BEGIN DATASET ENTRIES

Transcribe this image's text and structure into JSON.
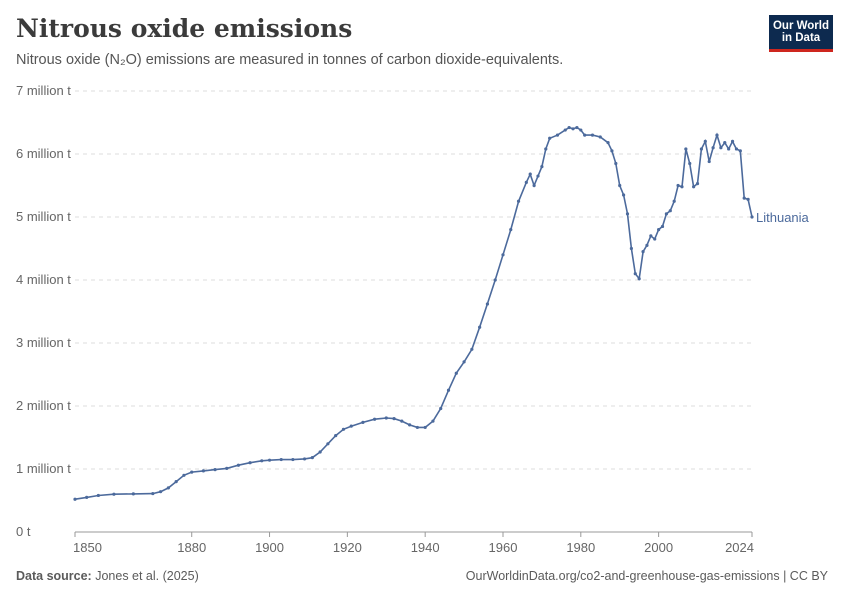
{
  "header": {
    "title": "Nitrous oxide emissions",
    "subtitle": "Nitrous oxide (N₂O) emissions are measured in tonnes of carbon dioxide-equivalents."
  },
  "logo": {
    "line1": "Our World",
    "line2": "in Data"
  },
  "footer": {
    "source_label": "Data source:",
    "source_value": " Jones et al. (2025)",
    "url": "OurWorldinData.org/co2-and-greenhouse-gas-emissions | CC BY"
  },
  "colors": {
    "series": "#4c6a9c",
    "grid": "#dddddd",
    "logo_bg": "#0d2a4f",
    "logo_accent": "#ce261e"
  },
  "chart_data": {
    "type": "line",
    "title": "Nitrous oxide emissions",
    "ylim": [
      0,
      7000000
    ],
    "xlim": [
      1850,
      2024
    ],
    "y_ticks": [
      {
        "value": 0,
        "label": "0 t"
      },
      {
        "value": 1000000,
        "label": "1 million t"
      },
      {
        "value": 2000000,
        "label": "2 million t"
      },
      {
        "value": 3000000,
        "label": "3 million t"
      },
      {
        "value": 4000000,
        "label": "4 million t"
      },
      {
        "value": 5000000,
        "label": "5 million t"
      },
      {
        "value": 6000000,
        "label": "6 million t"
      },
      {
        "value": 7000000,
        "label": "7 million t"
      }
    ],
    "x_ticks": [
      {
        "value": 1850,
        "label": "1850"
      },
      {
        "value": 1880,
        "label": "1880"
      },
      {
        "value": 1900,
        "label": "1900"
      },
      {
        "value": 1920,
        "label": "1920"
      },
      {
        "value": 1940,
        "label": "1940"
      },
      {
        "value": 1960,
        "label": "1960"
      },
      {
        "value": 1980,
        "label": "1980"
      },
      {
        "value": 2000,
        "label": "2000"
      },
      {
        "value": 2024,
        "label": "2024"
      }
    ],
    "grid": true,
    "series": [
      {
        "name": "Lithuania",
        "points": [
          [
            1850,
            520000
          ],
          [
            1853,
            550000
          ],
          [
            1856,
            580000
          ],
          [
            1860,
            600000
          ],
          [
            1865,
            605000
          ],
          [
            1870,
            610000
          ],
          [
            1872,
            640000
          ],
          [
            1874,
            700000
          ],
          [
            1876,
            800000
          ],
          [
            1878,
            900000
          ],
          [
            1880,
            950000
          ],
          [
            1883,
            970000
          ],
          [
            1886,
            990000
          ],
          [
            1889,
            1010000
          ],
          [
            1892,
            1060000
          ],
          [
            1895,
            1100000
          ],
          [
            1898,
            1130000
          ],
          [
            1900,
            1140000
          ],
          [
            1903,
            1150000
          ],
          [
            1906,
            1150000
          ],
          [
            1909,
            1160000
          ],
          [
            1911,
            1180000
          ],
          [
            1913,
            1270000
          ],
          [
            1915,
            1400000
          ],
          [
            1917,
            1530000
          ],
          [
            1919,
            1630000
          ],
          [
            1921,
            1680000
          ],
          [
            1924,
            1740000
          ],
          [
            1927,
            1790000
          ],
          [
            1930,
            1810000
          ],
          [
            1932,
            1800000
          ],
          [
            1934,
            1760000
          ],
          [
            1936,
            1700000
          ],
          [
            1938,
            1660000
          ],
          [
            1940,
            1660000
          ],
          [
            1942,
            1760000
          ],
          [
            1944,
            1960000
          ],
          [
            1946,
            2250000
          ],
          [
            1948,
            2520000
          ],
          [
            1950,
            2700000
          ],
          [
            1952,
            2900000
          ],
          [
            1954,
            3250000
          ],
          [
            1956,
            3620000
          ],
          [
            1958,
            4000000
          ],
          [
            1960,
            4400000
          ],
          [
            1962,
            4800000
          ],
          [
            1964,
            5250000
          ],
          [
            1966,
            5550000
          ],
          [
            1967,
            5680000
          ],
          [
            1968,
            5500000
          ],
          [
            1969,
            5650000
          ],
          [
            1970,
            5800000
          ],
          [
            1971,
            6080000
          ],
          [
            1972,
            6250000
          ],
          [
            1974,
            6300000
          ],
          [
            1976,
            6380000
          ],
          [
            1977,
            6420000
          ],
          [
            1978,
            6400000
          ],
          [
            1979,
            6420000
          ],
          [
            1980,
            6380000
          ],
          [
            1981,
            6300000
          ],
          [
            1983,
            6300000
          ],
          [
            1985,
            6270000
          ],
          [
            1987,
            6180000
          ],
          [
            1988,
            6050000
          ],
          [
            1989,
            5850000
          ],
          [
            1990,
            5500000
          ],
          [
            1991,
            5350000
          ],
          [
            1992,
            5050000
          ],
          [
            1993,
            4500000
          ],
          [
            1994,
            4100000
          ],
          [
            1995,
            4020000
          ],
          [
            1996,
            4450000
          ],
          [
            1997,
            4550000
          ],
          [
            1998,
            4700000
          ],
          [
            1999,
            4650000
          ],
          [
            2000,
            4800000
          ],
          [
            2001,
            4850000
          ],
          [
            2002,
            5050000
          ],
          [
            2003,
            5100000
          ],
          [
            2004,
            5250000
          ],
          [
            2005,
            5500000
          ],
          [
            2006,
            5480000
          ],
          [
            2007,
            6080000
          ],
          [
            2008,
            5850000
          ],
          [
            2009,
            5480000
          ],
          [
            2010,
            5530000
          ],
          [
            2011,
            6080000
          ],
          [
            2012,
            6200000
          ],
          [
            2013,
            5880000
          ],
          [
            2014,
            6100000
          ],
          [
            2015,
            6300000
          ],
          [
            2016,
            6100000
          ],
          [
            2017,
            6180000
          ],
          [
            2018,
            6080000
          ],
          [
            2019,
            6200000
          ],
          [
            2020,
            6080000
          ],
          [
            2021,
            6050000
          ],
          [
            2022,
            5300000
          ],
          [
            2023,
            5280000
          ],
          [
            2024,
            5000000
          ]
        ]
      }
    ]
  }
}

END DATASET ENTRIES

#### REQUIREMENTS
Repeat the entries exactly and keep the pictures out of the copy.

#### ANSWER FOR THE TASK
Transcribe this image's text and structure into JSON.
{
  "header": {
    "title": "Nitrous oxide emissions",
    "subtitle": "Nitrous oxide (N₂O) emissions are measured in tonnes of carbon dioxide-equivalents."
  },
  "logo": {
    "line1": "Our World",
    "line2": "in Data"
  },
  "footer": {
    "source_label": "Data source:",
    "source_value": " Jones et al. (2025)",
    "url": "OurWorldinData.org/co2-and-greenhouse-gas-emissions | CC BY"
  },
  "colors": {
    "series": "#4c6a9c",
    "grid": "#dddddd",
    "logo_bg": "#0d2a4f",
    "logo_accent": "#ce261e"
  },
  "chart_data": {
    "type": "line",
    "title": "Nitrous oxide emissions",
    "ylim": [
      0,
      7000000
    ],
    "xlim": [
      1850,
      2024
    ],
    "y_ticks": [
      {
        "value": 0,
        "label": "0 t"
      },
      {
        "value": 1000000,
        "label": "1 million t"
      },
      {
        "value": 2000000,
        "label": "2 million t"
      },
      {
        "value": 3000000,
        "label": "3 million t"
      },
      {
        "value": 4000000,
        "label": "4 million t"
      },
      {
        "value": 5000000,
        "label": "5 million t"
      },
      {
        "value": 6000000,
        "label": "6 million t"
      },
      {
        "value": 7000000,
        "label": "7 million t"
      }
    ],
    "x_ticks": [
      {
        "value": 1850,
        "label": "1850"
      },
      {
        "value": 1880,
        "label": "1880"
      },
      {
        "value": 1900,
        "label": "1900"
      },
      {
        "value": 1920,
        "label": "1920"
      },
      {
        "value": 1940,
        "label": "1940"
      },
      {
        "value": 1960,
        "label": "1960"
      },
      {
        "value": 1980,
        "label": "1980"
      },
      {
        "value": 2000,
        "label": "2000"
      },
      {
        "value": 2024,
        "label": "2024"
      }
    ],
    "grid": true,
    "series": [
      {
        "name": "Lithuania",
        "points": [
          [
            1850,
            520000
          ],
          [
            1853,
            550000
          ],
          [
            1856,
            580000
          ],
          [
            1860,
            600000
          ],
          [
            1865,
            605000
          ],
          [
            1870,
            610000
          ],
          [
            1872,
            640000
          ],
          [
            1874,
            700000
          ],
          [
            1876,
            800000
          ],
          [
            1878,
            900000
          ],
          [
            1880,
            950000
          ],
          [
            1883,
            970000
          ],
          [
            1886,
            990000
          ],
          [
            1889,
            1010000
          ],
          [
            1892,
            1060000
          ],
          [
            1895,
            1100000
          ],
          [
            1898,
            1130000
          ],
          [
            1900,
            1140000
          ],
          [
            1903,
            1150000
          ],
          [
            1906,
            1150000
          ],
          [
            1909,
            1160000
          ],
          [
            1911,
            1180000
          ],
          [
            1913,
            1270000
          ],
          [
            1915,
            1400000
          ],
          [
            1917,
            1530000
          ],
          [
            1919,
            1630000
          ],
          [
            1921,
            1680000
          ],
          [
            1924,
            1740000
          ],
          [
            1927,
            1790000
          ],
          [
            1930,
            1810000
          ],
          [
            1932,
            1800000
          ],
          [
            1934,
            1760000
          ],
          [
            1936,
            1700000
          ],
          [
            1938,
            1660000
          ],
          [
            1940,
            1660000
          ],
          [
            1942,
            1760000
          ],
          [
            1944,
            1960000
          ],
          [
            1946,
            2250000
          ],
          [
            1948,
            2520000
          ],
          [
            1950,
            2700000
          ],
          [
            1952,
            2900000
          ],
          [
            1954,
            3250000
          ],
          [
            1956,
            3620000
          ],
          [
            1958,
            4000000
          ],
          [
            1960,
            4400000
          ],
          [
            1962,
            4800000
          ],
          [
            1964,
            5250000
          ],
          [
            1966,
            5550000
          ],
          [
            1967,
            5680000
          ],
          [
            1968,
            5500000
          ],
          [
            1969,
            5650000
          ],
          [
            1970,
            5800000
          ],
          [
            1971,
            6080000
          ],
          [
            1972,
            6250000
          ],
          [
            1974,
            6300000
          ],
          [
            1976,
            6380000
          ],
          [
            1977,
            6420000
          ],
          [
            1978,
            6400000
          ],
          [
            1979,
            6420000
          ],
          [
            1980,
            6380000
          ],
          [
            1981,
            6300000
          ],
          [
            1983,
            6300000
          ],
          [
            1985,
            6270000
          ],
          [
            1987,
            6180000
          ],
          [
            1988,
            6050000
          ],
          [
            1989,
            5850000
          ],
          [
            1990,
            5500000
          ],
          [
            1991,
            5350000
          ],
          [
            1992,
            5050000
          ],
          [
            1993,
            4500000
          ],
          [
            1994,
            4100000
          ],
          [
            1995,
            4020000
          ],
          [
            1996,
            4450000
          ],
          [
            1997,
            4550000
          ],
          [
            1998,
            4700000
          ],
          [
            1999,
            4650000
          ],
          [
            2000,
            4800000
          ],
          [
            2001,
            4850000
          ],
          [
            2002,
            5050000
          ],
          [
            2003,
            5100000
          ],
          [
            2004,
            5250000
          ],
          [
            2005,
            5500000
          ],
          [
            2006,
            5480000
          ],
          [
            2007,
            6080000
          ],
          [
            2008,
            5850000
          ],
          [
            2009,
            5480000
          ],
          [
            2010,
            5530000
          ],
          [
            2011,
            6080000
          ],
          [
            2012,
            6200000
          ],
          [
            2013,
            5880000
          ],
          [
            2014,
            6100000
          ],
          [
            2015,
            6300000
          ],
          [
            2016,
            6100000
          ],
          [
            2017,
            6180000
          ],
          [
            2018,
            6080000
          ],
          [
            2019,
            6200000
          ],
          [
            2020,
            6080000
          ],
          [
            2021,
            6050000
          ],
          [
            2022,
            5300000
          ],
          [
            2023,
            5280000
          ],
          [
            2024,
            5000000
          ]
        ]
      }
    ]
  }
}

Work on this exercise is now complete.